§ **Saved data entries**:
========

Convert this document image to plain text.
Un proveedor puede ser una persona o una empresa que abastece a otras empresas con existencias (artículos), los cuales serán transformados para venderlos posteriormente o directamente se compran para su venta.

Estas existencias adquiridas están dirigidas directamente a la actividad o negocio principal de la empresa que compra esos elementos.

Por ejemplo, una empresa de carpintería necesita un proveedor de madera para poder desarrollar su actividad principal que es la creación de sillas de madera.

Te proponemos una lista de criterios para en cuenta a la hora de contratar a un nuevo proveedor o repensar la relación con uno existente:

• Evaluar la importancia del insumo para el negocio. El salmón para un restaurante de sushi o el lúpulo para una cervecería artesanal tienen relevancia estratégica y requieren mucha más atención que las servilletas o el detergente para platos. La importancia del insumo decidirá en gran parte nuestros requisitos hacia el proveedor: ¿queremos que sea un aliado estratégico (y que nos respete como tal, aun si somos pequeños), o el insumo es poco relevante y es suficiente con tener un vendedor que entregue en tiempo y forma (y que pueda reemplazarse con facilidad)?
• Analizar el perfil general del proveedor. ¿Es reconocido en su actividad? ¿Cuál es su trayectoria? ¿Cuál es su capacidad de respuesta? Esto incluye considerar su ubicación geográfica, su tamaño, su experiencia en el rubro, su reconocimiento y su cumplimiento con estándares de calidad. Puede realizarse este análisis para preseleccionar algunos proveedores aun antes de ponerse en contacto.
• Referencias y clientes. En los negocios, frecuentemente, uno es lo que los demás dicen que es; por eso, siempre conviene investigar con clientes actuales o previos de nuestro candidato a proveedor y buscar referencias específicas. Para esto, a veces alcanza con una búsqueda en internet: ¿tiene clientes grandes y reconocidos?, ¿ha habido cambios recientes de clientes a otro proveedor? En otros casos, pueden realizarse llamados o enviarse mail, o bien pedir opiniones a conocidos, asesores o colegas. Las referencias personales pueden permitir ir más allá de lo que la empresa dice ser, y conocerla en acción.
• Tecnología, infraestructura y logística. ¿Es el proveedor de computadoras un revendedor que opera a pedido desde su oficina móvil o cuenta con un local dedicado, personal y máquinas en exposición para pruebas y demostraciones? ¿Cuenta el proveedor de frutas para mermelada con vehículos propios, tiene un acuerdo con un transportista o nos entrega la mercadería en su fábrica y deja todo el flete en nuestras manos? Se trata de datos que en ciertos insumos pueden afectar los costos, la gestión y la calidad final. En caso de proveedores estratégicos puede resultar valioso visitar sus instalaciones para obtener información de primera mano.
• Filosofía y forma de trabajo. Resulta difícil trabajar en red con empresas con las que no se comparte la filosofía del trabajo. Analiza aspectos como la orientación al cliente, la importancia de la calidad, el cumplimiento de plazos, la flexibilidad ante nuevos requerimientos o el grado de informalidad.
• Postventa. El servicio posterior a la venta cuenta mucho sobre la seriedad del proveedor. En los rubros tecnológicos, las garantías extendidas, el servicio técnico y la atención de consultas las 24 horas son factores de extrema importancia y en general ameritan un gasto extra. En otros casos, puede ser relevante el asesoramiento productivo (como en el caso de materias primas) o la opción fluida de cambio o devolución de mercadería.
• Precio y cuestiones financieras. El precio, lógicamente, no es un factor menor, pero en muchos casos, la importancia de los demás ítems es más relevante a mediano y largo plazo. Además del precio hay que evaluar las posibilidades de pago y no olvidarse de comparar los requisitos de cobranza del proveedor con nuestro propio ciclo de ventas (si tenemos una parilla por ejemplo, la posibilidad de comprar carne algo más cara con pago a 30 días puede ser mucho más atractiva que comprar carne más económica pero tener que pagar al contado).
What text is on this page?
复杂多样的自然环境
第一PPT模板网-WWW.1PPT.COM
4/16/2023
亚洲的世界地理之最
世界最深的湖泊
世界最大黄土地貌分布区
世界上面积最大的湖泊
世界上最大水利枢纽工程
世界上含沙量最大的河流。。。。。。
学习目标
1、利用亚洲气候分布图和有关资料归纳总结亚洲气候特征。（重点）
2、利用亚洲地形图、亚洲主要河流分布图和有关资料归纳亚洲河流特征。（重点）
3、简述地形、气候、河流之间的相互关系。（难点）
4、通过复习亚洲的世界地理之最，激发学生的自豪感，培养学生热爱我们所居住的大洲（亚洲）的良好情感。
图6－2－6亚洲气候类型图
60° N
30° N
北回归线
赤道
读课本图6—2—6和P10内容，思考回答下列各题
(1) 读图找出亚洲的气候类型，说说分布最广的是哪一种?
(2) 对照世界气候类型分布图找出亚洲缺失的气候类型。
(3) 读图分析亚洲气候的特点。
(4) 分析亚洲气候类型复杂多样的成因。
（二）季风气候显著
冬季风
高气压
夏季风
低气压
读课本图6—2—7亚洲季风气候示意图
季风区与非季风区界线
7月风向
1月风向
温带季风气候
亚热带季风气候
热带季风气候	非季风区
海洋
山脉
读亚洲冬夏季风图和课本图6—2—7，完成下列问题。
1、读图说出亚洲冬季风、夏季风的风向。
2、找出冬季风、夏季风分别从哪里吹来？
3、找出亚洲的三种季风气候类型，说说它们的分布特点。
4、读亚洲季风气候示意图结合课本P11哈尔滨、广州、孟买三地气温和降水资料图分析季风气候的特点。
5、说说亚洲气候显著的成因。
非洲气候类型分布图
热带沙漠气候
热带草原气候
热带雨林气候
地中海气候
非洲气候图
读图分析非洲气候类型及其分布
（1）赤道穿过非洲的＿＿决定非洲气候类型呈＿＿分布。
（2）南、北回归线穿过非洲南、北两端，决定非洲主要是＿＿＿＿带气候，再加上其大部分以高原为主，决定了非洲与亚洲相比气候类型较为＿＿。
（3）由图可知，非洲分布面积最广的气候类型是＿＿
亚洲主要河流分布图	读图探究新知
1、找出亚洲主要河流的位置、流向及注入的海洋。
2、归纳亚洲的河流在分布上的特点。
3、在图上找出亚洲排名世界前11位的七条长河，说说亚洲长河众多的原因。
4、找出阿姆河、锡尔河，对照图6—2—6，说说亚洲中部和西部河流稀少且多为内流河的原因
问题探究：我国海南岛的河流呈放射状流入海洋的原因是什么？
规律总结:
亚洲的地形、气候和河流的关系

========

§ **Set problem**: Only a number is wanted: how many lines of the material include the word "existencias".

§ **Answer in full**: 2